=== Record set ===
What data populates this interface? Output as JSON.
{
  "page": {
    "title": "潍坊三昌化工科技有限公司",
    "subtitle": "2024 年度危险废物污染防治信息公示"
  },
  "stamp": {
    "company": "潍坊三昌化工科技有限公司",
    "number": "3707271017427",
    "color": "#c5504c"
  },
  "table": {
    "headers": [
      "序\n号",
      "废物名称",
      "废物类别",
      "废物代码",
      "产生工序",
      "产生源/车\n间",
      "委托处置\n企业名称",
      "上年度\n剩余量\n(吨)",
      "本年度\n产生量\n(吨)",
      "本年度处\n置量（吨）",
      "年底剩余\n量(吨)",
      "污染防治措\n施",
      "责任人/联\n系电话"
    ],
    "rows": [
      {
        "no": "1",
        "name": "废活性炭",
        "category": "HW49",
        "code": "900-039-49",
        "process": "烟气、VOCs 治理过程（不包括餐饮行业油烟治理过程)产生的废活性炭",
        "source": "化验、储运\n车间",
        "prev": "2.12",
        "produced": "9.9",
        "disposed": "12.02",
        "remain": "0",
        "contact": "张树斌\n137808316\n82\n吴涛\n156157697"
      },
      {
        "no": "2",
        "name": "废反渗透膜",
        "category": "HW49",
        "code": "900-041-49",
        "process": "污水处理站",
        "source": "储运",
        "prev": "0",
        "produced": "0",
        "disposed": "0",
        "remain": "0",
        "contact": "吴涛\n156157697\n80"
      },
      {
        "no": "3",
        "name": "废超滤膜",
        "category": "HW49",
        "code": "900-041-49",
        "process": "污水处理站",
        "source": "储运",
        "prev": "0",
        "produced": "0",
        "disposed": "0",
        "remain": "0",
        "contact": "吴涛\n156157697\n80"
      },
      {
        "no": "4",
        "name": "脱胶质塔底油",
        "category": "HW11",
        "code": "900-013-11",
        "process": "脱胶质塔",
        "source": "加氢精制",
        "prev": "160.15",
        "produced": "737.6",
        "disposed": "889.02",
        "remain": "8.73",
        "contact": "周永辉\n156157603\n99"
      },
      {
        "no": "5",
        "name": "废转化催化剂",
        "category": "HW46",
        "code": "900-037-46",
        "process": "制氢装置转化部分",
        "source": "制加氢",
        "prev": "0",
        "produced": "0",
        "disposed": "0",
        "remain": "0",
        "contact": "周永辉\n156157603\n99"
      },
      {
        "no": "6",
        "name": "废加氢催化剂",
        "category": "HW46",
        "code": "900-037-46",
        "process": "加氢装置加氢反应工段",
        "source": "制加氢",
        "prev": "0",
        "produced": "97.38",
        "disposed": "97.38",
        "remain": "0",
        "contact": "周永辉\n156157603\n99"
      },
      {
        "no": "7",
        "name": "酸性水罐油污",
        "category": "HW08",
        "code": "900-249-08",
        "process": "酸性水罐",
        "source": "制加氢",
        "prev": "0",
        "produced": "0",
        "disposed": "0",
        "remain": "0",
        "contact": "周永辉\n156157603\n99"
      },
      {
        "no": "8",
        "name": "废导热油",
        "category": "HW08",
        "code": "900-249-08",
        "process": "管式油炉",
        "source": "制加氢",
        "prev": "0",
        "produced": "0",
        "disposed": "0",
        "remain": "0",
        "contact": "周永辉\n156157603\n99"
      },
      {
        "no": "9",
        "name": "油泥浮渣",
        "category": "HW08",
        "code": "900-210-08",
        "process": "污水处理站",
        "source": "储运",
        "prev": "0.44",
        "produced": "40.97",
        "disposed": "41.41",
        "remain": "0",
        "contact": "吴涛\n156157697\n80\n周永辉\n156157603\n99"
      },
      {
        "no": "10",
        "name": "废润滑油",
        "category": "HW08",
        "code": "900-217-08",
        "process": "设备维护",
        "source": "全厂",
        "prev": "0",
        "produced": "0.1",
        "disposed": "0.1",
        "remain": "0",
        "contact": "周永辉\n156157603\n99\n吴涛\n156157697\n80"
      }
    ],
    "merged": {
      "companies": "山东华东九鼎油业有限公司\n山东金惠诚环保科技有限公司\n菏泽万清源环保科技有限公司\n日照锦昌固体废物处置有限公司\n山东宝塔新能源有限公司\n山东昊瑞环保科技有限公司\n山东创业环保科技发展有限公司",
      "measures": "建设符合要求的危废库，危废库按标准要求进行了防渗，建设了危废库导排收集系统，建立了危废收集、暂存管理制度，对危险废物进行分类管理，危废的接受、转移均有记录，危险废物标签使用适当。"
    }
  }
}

=== Task prompt ===
Extract the complete data, matching each line exactly.

=== Answer to the task ===
What data populates this interface? Output as JSON.
{
  "page": {
    "title": "潍坊三昌化工科技有限公司",
    "subtitle": "2024 年度危险废物污染防治信息公示"
  },
  "stamp": {
    "company": "潍坊三昌化工科技有限公司",
    "number": "3707271017427",
    "color": "#c5504c"
  },
  "table": {
    "headers": [
      "序\n号",
      "废物名称",
      "废物类别",
      "废物代码",
      "产生工序",
      "产生源/车\n间",
      "委托处置\n企业名称",
      "上年度\n剩余量\n(吨)",
      "本年度\n产生量\n(吨)",
      "本年度处\n置量（吨）",
      "年底剩余\n量(吨)",
      "污染防治措\n施",
      "责任人/联\n系电话"
    ],
    "rows": [
      {
        "no": "1",
        "name": "废活性炭",
        "category": "HW49",
        "code": "900-039-49",
        "process": "烟气、VOCs 治理过程（不包括餐饮行业油烟治理过程)产生的废活性炭",
        "source": "化验、储运\n车间",
        "prev": "2.12",
        "produced": "9.9",
        "disposed": "12.02",
        "remain": "0",
        "contact": "张树斌\n137808316\n82\n吴涛\n156157697"
      },
      {
        "no": "2",
        "name": "废反渗透膜",
        "category": "HW49",
        "code": "900-041-49",
        "process": "污水处理站",
        "source": "储运",
        "prev": "0",
        "produced": "0",
        "disposed": "0",
        "remain": "0",
        "contact": "吴涛\n156157697\n80"
      },
      {
        "no": "3",
        "name": "废超滤膜",
        "category": "HW49",
        "code": "900-041-49",
        "process": "污水处理站",
        "source": "储运",
        "prev": "0",
        "produced": "0",
        "disposed": "0",
        "remain": "0",
        "contact": "吴涛\n156157697\n80"
      },
      {
        "no": "4",
        "name": "脱胶质塔底油",
        "category": "HW11",
        "code": "900-013-11",
        "process": "脱胶质塔",
        "source": "加氢精制",
        "prev": "160.15",
        "produced": "737.6",
        "disposed": "889.02",
        "remain": "8.73",
        "contact": "周永辉\n156157603\n99"
      },
      {
        "no": "5",
        "name": "废转化催化剂",
        "category": "HW46",
        "code": "900-037-46",
        "process": "制氢装置转化部分",
        "source": "制加氢",
        "prev": "0",
        "produced": "0",
        "disposed": "0",
        "remain": "0",
        "contact": "周永辉\n156157603\n99"
      },
      {
        "no": "6",
        "name": "废加氢催化剂",
        "category": "HW46",
        "code": "900-037-46",
        "process": "加氢装置加氢反应工段",
        "source": "制加氢",
        "prev": "0",
        "produced": "97.38",
        "disposed": "97.38",
        "remain": "0",
        "contact": "周永辉\n156157603\n99"
      },
      {
        "no": "7",
        "name": "酸性水罐油污",
        "category": "HW08",
        "code": "900-249-08",
        "process": "酸性水罐",
        "source": "制加氢",
        "prev": "0",
        "produced": "0",
        "disposed": "0",
        "remain": "0",
        "contact": "周永辉\n156157603\n99"
      },
      {
        "no": "8",
        "name": "废导热油",
        "category": "HW08",
        "code": "900-249-08",
        "process": "管式油炉",
        "source": "制加氢",
        "prev": "0",
        "produced": "0",
        "disposed": "0",
        "remain": "0",
        "contact": "周永辉\n156157603\n99"
      },
      {
        "no": "9",
        "name": "油泥浮渣",
        "category": "HW08",
        "code": "900-210-08",
        "process": "污水处理站",
        "source": "储运",
        "prev": "0.44",
        "produced": "40.97",
        "disposed": "41.41",
        "remain": "0",
        "contact": "吴涛\n156157697\n80\n周永辉\n156157603\n99"
      },
      {
        "no": "10",
        "name": "废润滑油",
        "category": "HW08",
        "code": "900-217-08",
        "process": "设备维护",
        "source": "全厂",
        "prev": "0",
        "produced": "0.1",
        "disposed": "0.1",
        "remain": "0",
        "contact": "周永辉\n156157603\n99\n吴涛\n156157697\n80"
      }
    ],
    "merged": {
      "companies": "山东华东九鼎油业有限公司\n山东金惠诚环保科技有限公司\n菏泽万清源环保科技有限公司\n日照锦昌固体废物处置有限公司\n山东宝塔新能源有限公司\n山东昊瑞环保科技有限公司\n山东创业环保科技发展有限公司",
      "measures": "建设符合要求的危废库，危废库按标准要求进行了防渗，建设了危废库导排收集系统，建立了危废收集、暂存管理制度，对危险废物进行分类管理，危废的接受、转移均有记录，危险废物标签使用适当。"
    }
  }
}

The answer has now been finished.